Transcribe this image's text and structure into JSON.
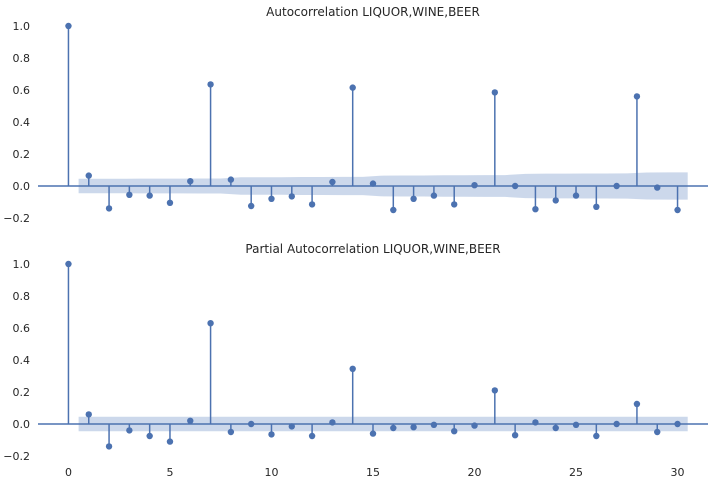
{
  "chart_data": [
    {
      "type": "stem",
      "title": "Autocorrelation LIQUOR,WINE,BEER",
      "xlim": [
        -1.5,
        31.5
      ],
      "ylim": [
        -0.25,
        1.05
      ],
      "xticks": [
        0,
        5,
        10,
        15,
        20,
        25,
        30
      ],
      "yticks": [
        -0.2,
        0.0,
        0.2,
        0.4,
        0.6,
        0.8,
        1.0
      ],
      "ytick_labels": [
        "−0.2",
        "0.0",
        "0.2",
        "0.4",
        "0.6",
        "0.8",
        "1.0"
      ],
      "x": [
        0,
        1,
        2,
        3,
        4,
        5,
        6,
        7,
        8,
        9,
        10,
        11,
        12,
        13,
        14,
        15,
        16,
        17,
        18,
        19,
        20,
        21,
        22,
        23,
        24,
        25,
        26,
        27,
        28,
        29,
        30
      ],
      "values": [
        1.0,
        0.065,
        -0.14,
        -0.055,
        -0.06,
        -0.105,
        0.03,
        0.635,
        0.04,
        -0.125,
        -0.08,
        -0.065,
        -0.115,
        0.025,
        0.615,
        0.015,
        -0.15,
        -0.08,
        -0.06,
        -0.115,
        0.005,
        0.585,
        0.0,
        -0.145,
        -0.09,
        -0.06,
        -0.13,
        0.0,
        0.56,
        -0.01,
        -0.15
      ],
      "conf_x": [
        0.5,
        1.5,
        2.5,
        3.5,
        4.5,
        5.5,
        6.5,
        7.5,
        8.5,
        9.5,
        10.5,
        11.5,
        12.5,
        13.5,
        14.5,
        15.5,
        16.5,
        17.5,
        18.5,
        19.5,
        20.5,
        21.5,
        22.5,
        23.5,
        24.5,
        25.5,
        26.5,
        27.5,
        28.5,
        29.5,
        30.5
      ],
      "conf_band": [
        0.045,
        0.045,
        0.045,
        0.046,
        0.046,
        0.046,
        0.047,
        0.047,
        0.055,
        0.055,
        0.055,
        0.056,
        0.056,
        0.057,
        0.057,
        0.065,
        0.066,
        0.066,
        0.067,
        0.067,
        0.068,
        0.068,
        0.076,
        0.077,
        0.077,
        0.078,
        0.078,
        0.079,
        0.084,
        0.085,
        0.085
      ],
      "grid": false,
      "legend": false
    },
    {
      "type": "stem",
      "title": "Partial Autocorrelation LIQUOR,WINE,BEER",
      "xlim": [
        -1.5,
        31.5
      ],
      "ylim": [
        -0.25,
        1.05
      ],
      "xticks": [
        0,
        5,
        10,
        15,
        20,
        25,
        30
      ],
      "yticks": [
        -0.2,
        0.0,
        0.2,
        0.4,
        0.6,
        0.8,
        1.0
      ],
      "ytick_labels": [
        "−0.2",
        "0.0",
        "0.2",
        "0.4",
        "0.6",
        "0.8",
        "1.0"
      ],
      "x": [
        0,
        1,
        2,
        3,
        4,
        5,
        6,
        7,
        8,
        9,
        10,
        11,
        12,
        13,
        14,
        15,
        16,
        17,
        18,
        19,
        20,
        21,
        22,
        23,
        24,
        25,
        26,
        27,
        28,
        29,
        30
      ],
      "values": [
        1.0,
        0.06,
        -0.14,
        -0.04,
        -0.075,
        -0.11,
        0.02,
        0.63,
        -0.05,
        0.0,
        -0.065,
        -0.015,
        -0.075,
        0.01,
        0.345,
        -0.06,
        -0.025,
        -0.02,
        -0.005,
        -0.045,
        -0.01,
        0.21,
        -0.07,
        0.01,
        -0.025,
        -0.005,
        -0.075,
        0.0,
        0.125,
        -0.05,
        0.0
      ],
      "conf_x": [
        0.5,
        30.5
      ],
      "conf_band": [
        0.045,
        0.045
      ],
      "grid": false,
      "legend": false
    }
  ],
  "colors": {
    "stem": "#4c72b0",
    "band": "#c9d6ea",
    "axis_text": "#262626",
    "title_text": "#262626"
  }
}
——————
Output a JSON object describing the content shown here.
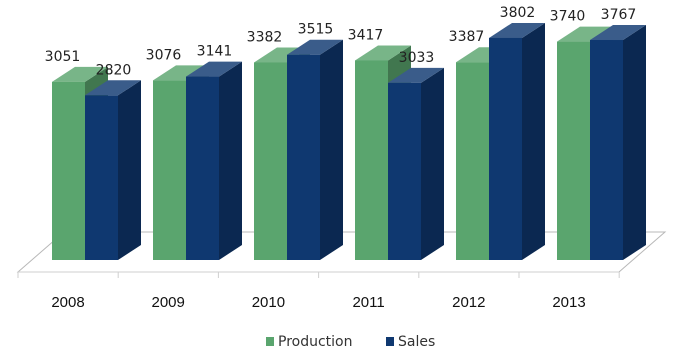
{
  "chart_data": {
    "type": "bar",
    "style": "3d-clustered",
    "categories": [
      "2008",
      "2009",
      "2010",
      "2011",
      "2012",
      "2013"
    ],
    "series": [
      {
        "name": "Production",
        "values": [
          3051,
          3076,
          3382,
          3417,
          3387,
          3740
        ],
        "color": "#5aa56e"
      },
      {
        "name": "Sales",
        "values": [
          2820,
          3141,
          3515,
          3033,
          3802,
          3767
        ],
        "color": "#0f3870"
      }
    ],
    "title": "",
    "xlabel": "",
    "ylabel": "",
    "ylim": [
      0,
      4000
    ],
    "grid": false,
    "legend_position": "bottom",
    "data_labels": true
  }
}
——————
# Required task
Your task is to list each line of the records with the word "LIQUOR".

# Reply to the exercise
      "title": "Autocorrelation LIQUOR,WINE,BEER",
      "title": "Partial Autocorrelation LIQUOR,WINE,BEER",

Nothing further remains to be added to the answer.